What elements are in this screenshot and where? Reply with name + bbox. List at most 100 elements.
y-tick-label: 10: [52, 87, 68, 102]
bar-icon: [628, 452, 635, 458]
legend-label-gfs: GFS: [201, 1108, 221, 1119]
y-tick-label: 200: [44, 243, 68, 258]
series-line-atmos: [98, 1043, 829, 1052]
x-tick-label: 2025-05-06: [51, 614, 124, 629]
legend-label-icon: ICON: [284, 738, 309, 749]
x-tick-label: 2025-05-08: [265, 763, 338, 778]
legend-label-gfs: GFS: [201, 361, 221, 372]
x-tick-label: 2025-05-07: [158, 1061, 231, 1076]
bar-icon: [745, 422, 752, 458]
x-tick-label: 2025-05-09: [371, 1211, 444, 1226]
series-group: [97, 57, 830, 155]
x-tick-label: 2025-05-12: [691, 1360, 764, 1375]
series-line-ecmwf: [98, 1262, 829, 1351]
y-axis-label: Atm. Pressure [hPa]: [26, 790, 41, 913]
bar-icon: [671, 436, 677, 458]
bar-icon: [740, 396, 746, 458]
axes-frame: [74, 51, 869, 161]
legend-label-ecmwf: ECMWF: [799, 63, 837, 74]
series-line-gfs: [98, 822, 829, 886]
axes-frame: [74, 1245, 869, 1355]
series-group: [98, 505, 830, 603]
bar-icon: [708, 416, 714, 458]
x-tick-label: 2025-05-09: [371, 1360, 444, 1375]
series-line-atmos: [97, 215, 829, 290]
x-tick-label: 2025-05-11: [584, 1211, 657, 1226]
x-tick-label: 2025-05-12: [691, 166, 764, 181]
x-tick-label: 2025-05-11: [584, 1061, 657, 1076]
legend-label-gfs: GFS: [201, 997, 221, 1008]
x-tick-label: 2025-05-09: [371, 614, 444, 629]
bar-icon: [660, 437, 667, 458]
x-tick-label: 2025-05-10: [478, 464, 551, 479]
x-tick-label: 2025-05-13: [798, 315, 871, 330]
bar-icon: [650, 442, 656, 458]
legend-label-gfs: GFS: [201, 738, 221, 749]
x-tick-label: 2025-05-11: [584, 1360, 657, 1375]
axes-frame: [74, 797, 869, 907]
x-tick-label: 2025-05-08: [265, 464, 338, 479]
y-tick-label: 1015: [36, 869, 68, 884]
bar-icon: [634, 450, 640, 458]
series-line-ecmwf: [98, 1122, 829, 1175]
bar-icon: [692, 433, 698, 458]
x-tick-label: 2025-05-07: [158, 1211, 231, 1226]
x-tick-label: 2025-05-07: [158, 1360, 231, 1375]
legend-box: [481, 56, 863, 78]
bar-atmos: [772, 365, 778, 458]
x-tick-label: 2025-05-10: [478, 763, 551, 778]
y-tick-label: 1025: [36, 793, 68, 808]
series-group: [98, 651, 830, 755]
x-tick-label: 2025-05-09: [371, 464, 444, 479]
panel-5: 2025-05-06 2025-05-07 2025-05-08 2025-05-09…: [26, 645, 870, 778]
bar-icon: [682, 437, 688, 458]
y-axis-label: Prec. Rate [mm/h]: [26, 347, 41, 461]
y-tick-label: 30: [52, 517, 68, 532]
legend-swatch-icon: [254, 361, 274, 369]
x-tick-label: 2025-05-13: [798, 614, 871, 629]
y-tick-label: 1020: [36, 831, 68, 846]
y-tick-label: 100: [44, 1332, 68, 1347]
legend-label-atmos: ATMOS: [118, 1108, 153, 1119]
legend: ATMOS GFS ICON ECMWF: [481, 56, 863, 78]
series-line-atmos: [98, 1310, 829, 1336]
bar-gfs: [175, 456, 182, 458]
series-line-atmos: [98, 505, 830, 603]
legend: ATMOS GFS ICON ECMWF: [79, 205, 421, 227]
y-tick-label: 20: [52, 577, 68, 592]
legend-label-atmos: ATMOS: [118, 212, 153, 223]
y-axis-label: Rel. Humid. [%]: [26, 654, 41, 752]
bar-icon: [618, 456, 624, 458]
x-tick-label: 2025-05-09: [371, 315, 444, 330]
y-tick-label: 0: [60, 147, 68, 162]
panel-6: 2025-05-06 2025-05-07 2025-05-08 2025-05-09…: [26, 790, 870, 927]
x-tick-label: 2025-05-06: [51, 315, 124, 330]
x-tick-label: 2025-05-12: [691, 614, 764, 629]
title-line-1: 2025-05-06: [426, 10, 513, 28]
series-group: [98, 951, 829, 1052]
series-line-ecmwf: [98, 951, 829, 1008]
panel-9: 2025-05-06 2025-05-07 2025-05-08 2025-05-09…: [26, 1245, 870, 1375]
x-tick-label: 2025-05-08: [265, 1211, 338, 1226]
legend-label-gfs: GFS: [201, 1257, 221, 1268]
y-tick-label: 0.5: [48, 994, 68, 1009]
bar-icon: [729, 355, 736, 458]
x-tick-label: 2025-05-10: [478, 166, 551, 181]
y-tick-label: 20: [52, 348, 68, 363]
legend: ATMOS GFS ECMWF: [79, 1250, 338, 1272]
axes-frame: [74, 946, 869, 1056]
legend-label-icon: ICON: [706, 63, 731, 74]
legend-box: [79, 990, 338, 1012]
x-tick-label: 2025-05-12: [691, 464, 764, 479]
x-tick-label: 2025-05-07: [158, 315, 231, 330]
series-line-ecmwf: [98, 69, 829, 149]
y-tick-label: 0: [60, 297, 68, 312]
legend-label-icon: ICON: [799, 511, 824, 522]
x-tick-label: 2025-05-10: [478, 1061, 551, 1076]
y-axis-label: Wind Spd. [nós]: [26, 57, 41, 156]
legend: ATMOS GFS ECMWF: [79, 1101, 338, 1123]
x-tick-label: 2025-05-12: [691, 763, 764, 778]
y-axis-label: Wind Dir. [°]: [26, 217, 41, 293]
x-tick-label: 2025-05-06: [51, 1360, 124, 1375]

· · · · · · ·

* _What the exercise asks_: Give every line of the records, from the very first line through the line containing "x-tick-label: 2025-05-07: [158, 1061, 231, 1076]", as a JSON list of strings with one string per line, leaving out blank lines.

* _Worked solution_:
[
  "What elements are in this screenshot and where? Reply with name + bbox. List at most 100 elements.",
  "y-tick-label: 10: [52, 87, 68, 102]",
  "bar-icon: [628, 452, 635, 458]",
  "legend-label-gfs: GFS: [201, 1108, 221, 1119]",
  "y-tick-label: 200: [44, 243, 68, 258]",
  "series-line-atmos: [98, 1043, 829, 1052]",
  "x-tick-label: 2025-05-06: [51, 614, 124, 629]",
  "legend-label-icon: ICON: [284, 738, 309, 749]",
  "x-tick-label: 2025-05-08: [265, 763, 338, 778]",
  "legend-label-gfs: GFS: [201, 361, 221, 372]",
  "x-tick-label: 2025-05-07: [158, 1061, 231, 1076]"
]